---------- Data extract
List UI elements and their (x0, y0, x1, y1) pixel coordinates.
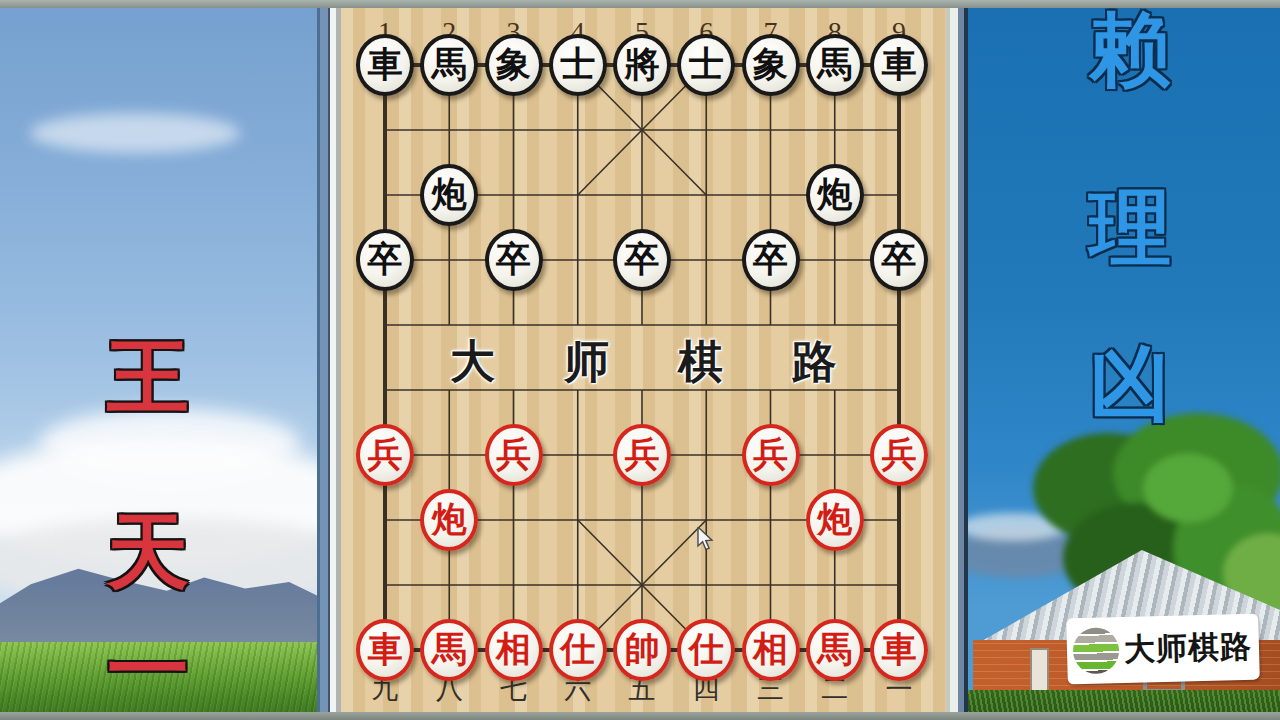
river-text: 大师棋路 (448, 334, 840, 390)
blue-player-name-char: 凶 (1084, 342, 1176, 428)
striped-globe-icon (1072, 627, 1119, 674)
piece-black-soldier[interactable]: 卒 (613, 229, 671, 291)
window-frame-left (317, 8, 341, 712)
river-char: 路 (790, 334, 840, 390)
river-char: 师 (562, 334, 612, 390)
piece-black-horse[interactable]: 馬 (806, 34, 864, 96)
app-screen: 大师棋路 123456789九八七六五四三二一車馬象士將士象馬車炮炮卒卒卒卒卒兵… (0, 0, 1280, 720)
river-char: 棋 (676, 334, 726, 390)
grass-strip (968, 690, 1280, 712)
piece-red-cannon[interactable]: 炮 (806, 489, 864, 551)
piece-black-general[interactable]: 將 (613, 34, 671, 96)
red-player-name-char: 王 (102, 335, 194, 421)
piece-red-soldier[interactable]: 兵 (742, 424, 800, 486)
bottom-border-bar (0, 712, 1280, 720)
piece-red-elephant[interactable]: 相 (485, 619, 543, 681)
piece-black-soldier[interactable]: 卒 (870, 229, 928, 291)
piece-black-soldier[interactable]: 卒 (485, 229, 543, 291)
window-frame-right (946, 8, 968, 712)
cloud-wisp (30, 113, 240, 153)
piece-black-soldier[interactable]: 卒 (356, 229, 414, 291)
piece-red-cannon[interactable]: 炮 (420, 489, 478, 551)
piece-red-general[interactable]: 帥 (613, 619, 671, 681)
blue-player-name-char: 理 (1084, 186, 1176, 272)
piece-red-chariot[interactable]: 車 (356, 619, 414, 681)
piece-red-horse[interactable]: 馬 (420, 619, 478, 681)
piece-black-cannon[interactable]: 炮 (420, 164, 478, 226)
top-border-bar (0, 0, 1280, 8)
piece-red-elephant[interactable]: 相 (742, 619, 800, 681)
piece-black-chariot[interactable]: 車 (870, 34, 928, 96)
house-window (1030, 648, 1049, 694)
piece-red-soldier[interactable]: 兵 (870, 424, 928, 486)
red-player-name-char: 天 (102, 510, 194, 596)
piece-black-chariot[interactable]: 車 (356, 34, 414, 96)
xiangqi-board[interactable]: 大师棋路 123456789九八七六五四三二一車馬象士將士象馬車炮炮卒卒卒卒卒兵… (341, 8, 946, 712)
piece-red-advisor[interactable]: 仕 (549, 619, 607, 681)
piece-red-soldier[interactable]: 兵 (356, 424, 414, 486)
piece-black-elephant[interactable]: 象 (485, 34, 543, 96)
logo-text: 大师棋路 (1123, 626, 1252, 671)
blue-player-name-char: 赖 (1084, 8, 1176, 94)
piece-black-horse[interactable]: 馬 (420, 34, 478, 96)
piece-black-cannon[interactable]: 炮 (806, 164, 864, 226)
piece-red-chariot[interactable]: 車 (870, 619, 928, 681)
piece-red-soldier[interactable]: 兵 (485, 424, 543, 486)
red-player-name-char: 一 (102, 628, 194, 714)
piece-red-horse[interactable]: 馬 (806, 619, 864, 681)
piece-black-soldier[interactable]: 卒 (742, 229, 800, 291)
piece-red-soldier[interactable]: 兵 (613, 424, 671, 486)
piece-red-advisor[interactable]: 仕 (677, 619, 735, 681)
mouse-cursor (697, 527, 717, 557)
piece-black-advisor[interactable]: 士 (549, 34, 607, 96)
piece-black-elephant[interactable]: 象 (742, 34, 800, 96)
piece-black-advisor[interactable]: 士 (677, 34, 735, 96)
river-char: 大 (448, 334, 498, 390)
channel-logo: 大师棋路 (1066, 613, 1260, 684)
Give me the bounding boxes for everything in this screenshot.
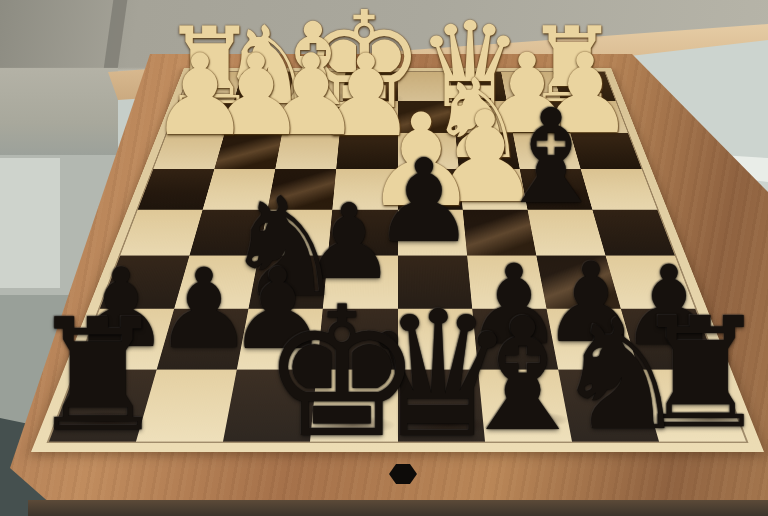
scene: ♜♛♚♝♞♜♟♟♞♟♟♟♟♟♟♝♟♟♞♟♟♟♟♟♟♜♞♝♛♚♜ (0, 0, 768, 516)
black-bishop-b4[interactable]: ♝ (493, 92, 610, 222)
white-pawn-h2[interactable]: ♟ (150, 39, 250, 151)
black-rook-h8[interactable]: ♜ (29, 298, 168, 453)
pieces-layer: ♜♛♚♝♞♜♟♟♞♟♟♟♟♟♟♝♟♟♞♟♟♟♟♟♟♜♞♝♛♚♜ (0, 0, 768, 516)
black-king-e8[interactable]: ♚ (261, 283, 422, 463)
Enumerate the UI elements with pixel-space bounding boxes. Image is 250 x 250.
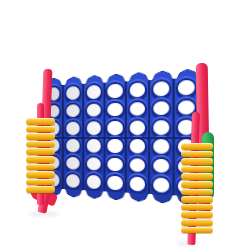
empty-hole (66, 86, 79, 100)
board-cell (64, 102, 82, 120)
board-cell (64, 137, 82, 155)
empty-hole (108, 139, 123, 153)
empty-hole (130, 139, 145, 153)
empty-hole (66, 104, 79, 117)
yellow-disc-ring (181, 143, 213, 150)
board-cell (127, 137, 148, 156)
right-ring-stack (180, 112, 214, 247)
board-cell (150, 156, 172, 176)
board-middle-seam (44, 137, 200, 139)
yellow-disc-ring (26, 118, 55, 125)
yellow-disc-ring (26, 186, 55, 193)
board-cell (64, 84, 82, 102)
board-cell (84, 172, 103, 191)
empty-hole (66, 122, 79, 135)
board-cell (105, 137, 125, 156)
empty-hole (154, 159, 170, 174)
board-cell (127, 80, 148, 100)
yellow-disc-ring (181, 227, 213, 234)
right-stack-rings (180, 143, 214, 233)
yellow-disc-ring (26, 156, 55, 163)
yellow-disc-ring (26, 164, 55, 171)
board-cell (175, 77, 198, 98)
empty-hole (154, 178, 170, 193)
yellow-disc-ring (181, 189, 213, 196)
yellow-disc-ring (181, 173, 213, 180)
board-cell (150, 98, 172, 118)
board-cell (105, 100, 125, 119)
empty-hole (108, 158, 123, 172)
empty-hole (154, 101, 170, 116)
left-stack-rings (25, 118, 56, 193)
empty-hole (66, 174, 79, 188)
empty-hole (66, 157, 79, 170)
empty-hole (108, 84, 123, 98)
empty-hole (178, 80, 195, 95)
empty-hole (86, 139, 100, 152)
board-cell (127, 118, 148, 137)
empty-hole (108, 102, 123, 116)
yellow-disc-ring (26, 148, 55, 155)
yellow-disc-ring (26, 171, 55, 178)
board-cell (64, 119, 82, 137)
board-cell (127, 174, 148, 194)
yellow-disc-ring (26, 179, 55, 186)
board-grid (44, 77, 200, 197)
board-cell (84, 155, 103, 173)
board-cell (150, 137, 172, 156)
empty-hole (130, 83, 145, 98)
board-cell (127, 99, 148, 118)
board-cell (150, 118, 172, 137)
empty-hole (154, 81, 170, 96)
board-cell (127, 156, 148, 175)
yellow-disc-ring (181, 158, 213, 165)
board-cell (64, 172, 82, 190)
board-cell (105, 81, 125, 100)
empty-hole (130, 158, 145, 172)
board-cell (105, 173, 125, 192)
empty-hole (86, 121, 100, 134)
board-cell (84, 137, 103, 155)
board-cell (105, 155, 125, 174)
board-cell (64, 154, 82, 172)
empty-hole (108, 121, 123, 135)
empty-hole (154, 120, 170, 134)
yellow-disc-ring (181, 151, 213, 158)
yellow-disc-ring (181, 219, 213, 226)
left-ring-stack (25, 103, 56, 215)
yellow-disc-ring (181, 166, 213, 173)
empty-hole (86, 175, 100, 189)
board-cell (84, 119, 103, 137)
empty-hole (130, 177, 145, 192)
board-cell (84, 83, 103, 102)
empty-hole (108, 176, 123, 190)
empty-hole (86, 103, 100, 117)
board-cell (84, 101, 103, 119)
empty-hole (154, 139, 170, 153)
yellow-disc-ring (26, 133, 55, 140)
empty-hole (130, 121, 145, 135)
yellow-disc-ring (181, 196, 213, 203)
yellow-disc-ring (181, 204, 213, 211)
board-cell (150, 175, 172, 195)
empty-hole (66, 139, 79, 152)
yellow-disc-ring (181, 181, 213, 188)
yellow-disc-ring (26, 141, 55, 148)
board-cell (150, 79, 172, 99)
empty-hole (86, 85, 100, 99)
yellow-disc-ring (181, 211, 213, 218)
empty-hole (86, 157, 100, 171)
yellow-disc-ring (26, 126, 55, 133)
product-photo-stage (0, 0, 250, 250)
empty-hole (130, 102, 145, 116)
connect-four-board (44, 66, 200, 207)
board-cell (105, 118, 125, 137)
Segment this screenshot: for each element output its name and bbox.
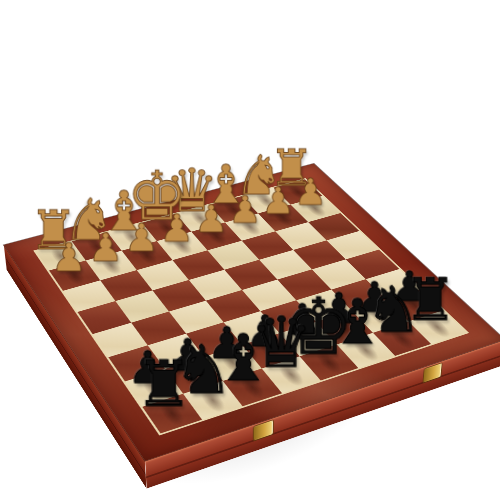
product-photo-stage: ♜♟♞♟♝♟♛♟♚♟♝♟♟♞♜♟♟♜♞♟♟♝♟♚♟♛♟♝♟♞♟♜ <box>0 0 500 500</box>
scene-3d: ♜♟♞♟♝♟♛♟♚♟♝♟♟♞♜♟♟♜♞♟♟♝♟♚♟♛♟♝♟♞♟♜ <box>0 0 500 500</box>
chess-board: ♜♟♞♟♝♟♛♟♚♟♝♟♟♞♜♟♟♜♞♟♟♝♟♚♟♛♟♝♟♞♟♜ <box>4 164 500 461</box>
piece-black-rook: ♜ <box>113 353 215 416</box>
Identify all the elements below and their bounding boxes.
--------------------
§ **Brief**: Copy every row above word for word, from the row containing "river-text: 大师棋路 (448, 334, 840, 390)" down to the row containing "blue-player-name-char: 理 (1084, 186, 1176, 272)", with both included.

§ **Expected output**:
river-text: 大师棋路 (448, 334, 840, 390)
blue-player-name-char: 凶 (1084, 342, 1176, 428)
striped-globe-icon (1072, 627, 1119, 674)
piece-black-soldier[interactable]: 卒 (613, 229, 671, 291)
window-frame-left (317, 8, 341, 712)
river-char: 路 (790, 334, 840, 390)
river-char: 师 (562, 334, 612, 390)
piece-black-horse[interactable]: 馬 (806, 34, 864, 96)
app-screen: 大师棋路 123456789九八七六五四三二一車馬象士將士象馬車炮炮卒卒卒卒卒兵… (0, 0, 1280, 720)
river-char: 棋 (676, 334, 726, 390)
grass-strip (968, 690, 1280, 712)
piece-red-cannon[interactable]: 炮 (806, 489, 864, 551)
piece-black-general[interactable]: 將 (613, 34, 671, 96)
red-player-name-char: 王 (102, 335, 194, 421)
piece-red-soldier[interactable]: 兵 (742, 424, 800, 486)
bottom-border-bar (0, 712, 1280, 720)
piece-red-elephant[interactable]: 相 (485, 619, 543, 681)
piece-black-soldier[interactable]: 卒 (870, 229, 928, 291)
piece-black-soldier[interactable]: 卒 (485, 229, 543, 291)
window-frame-right (946, 8, 968, 712)
cloud-wisp (30, 113, 240, 153)
piece-black-soldier[interactable]: 卒 (356, 229, 414, 291)
piece-red-cannon[interactable]: 炮 (420, 489, 478, 551)
piece-red-general[interactable]: 帥 (613, 619, 671, 681)
blue-player-name-char: 理 (1084, 186, 1176, 272)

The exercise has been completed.